Goal
Copy out all lines of the records in which the word "JSON" appears.

Raw records
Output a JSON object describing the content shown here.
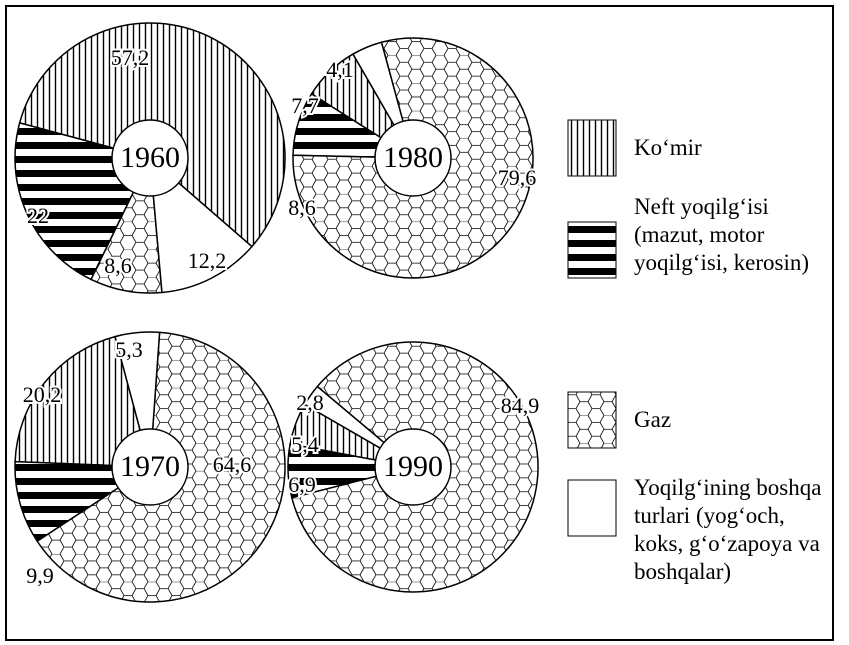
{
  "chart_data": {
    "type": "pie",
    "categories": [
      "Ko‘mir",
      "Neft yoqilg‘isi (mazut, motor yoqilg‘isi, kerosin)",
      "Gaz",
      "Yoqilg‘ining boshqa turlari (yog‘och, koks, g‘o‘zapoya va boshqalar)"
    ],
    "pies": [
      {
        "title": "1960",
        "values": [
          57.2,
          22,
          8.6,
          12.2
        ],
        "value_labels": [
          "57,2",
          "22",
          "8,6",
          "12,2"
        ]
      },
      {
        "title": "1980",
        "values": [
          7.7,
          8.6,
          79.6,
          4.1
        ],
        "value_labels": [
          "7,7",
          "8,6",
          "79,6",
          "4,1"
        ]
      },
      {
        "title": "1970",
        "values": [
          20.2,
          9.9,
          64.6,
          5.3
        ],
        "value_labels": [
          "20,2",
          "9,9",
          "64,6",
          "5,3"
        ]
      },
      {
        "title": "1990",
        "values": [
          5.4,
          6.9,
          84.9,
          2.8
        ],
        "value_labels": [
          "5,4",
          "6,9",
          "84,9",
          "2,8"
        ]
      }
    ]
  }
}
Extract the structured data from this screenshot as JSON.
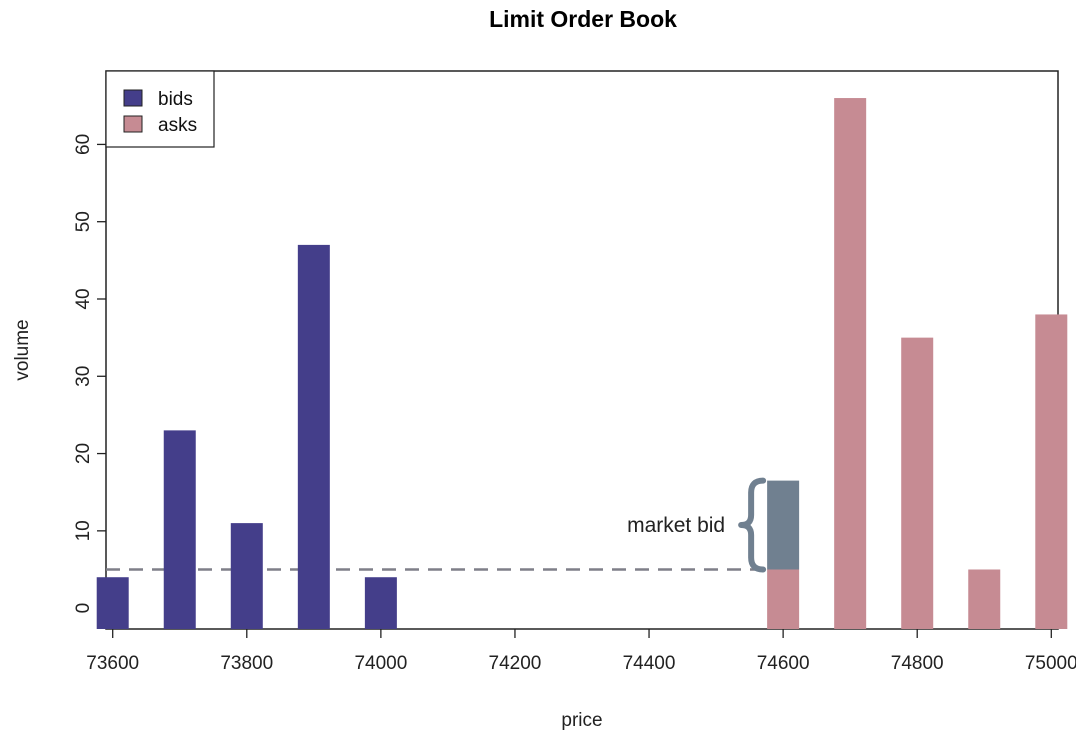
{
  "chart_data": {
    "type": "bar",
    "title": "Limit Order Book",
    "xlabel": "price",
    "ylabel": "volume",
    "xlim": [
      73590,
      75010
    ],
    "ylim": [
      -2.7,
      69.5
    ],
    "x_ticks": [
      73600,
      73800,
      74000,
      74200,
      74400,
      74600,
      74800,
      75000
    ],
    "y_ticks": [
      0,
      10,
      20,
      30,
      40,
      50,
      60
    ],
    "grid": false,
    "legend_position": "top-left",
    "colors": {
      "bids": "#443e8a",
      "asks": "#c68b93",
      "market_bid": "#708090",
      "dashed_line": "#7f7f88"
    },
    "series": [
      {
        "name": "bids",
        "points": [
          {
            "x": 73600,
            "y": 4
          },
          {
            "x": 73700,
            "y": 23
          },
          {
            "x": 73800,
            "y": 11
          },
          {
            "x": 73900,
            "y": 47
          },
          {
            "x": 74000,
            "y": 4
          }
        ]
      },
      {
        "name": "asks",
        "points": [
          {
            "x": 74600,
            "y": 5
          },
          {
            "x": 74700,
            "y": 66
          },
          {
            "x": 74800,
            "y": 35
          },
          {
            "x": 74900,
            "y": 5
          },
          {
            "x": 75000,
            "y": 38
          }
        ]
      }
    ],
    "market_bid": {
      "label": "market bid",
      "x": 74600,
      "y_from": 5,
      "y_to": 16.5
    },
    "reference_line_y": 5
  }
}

Solution for this task
Output a JSON object describing the content shown here.
Extract the structured data from this screenshot as JSON.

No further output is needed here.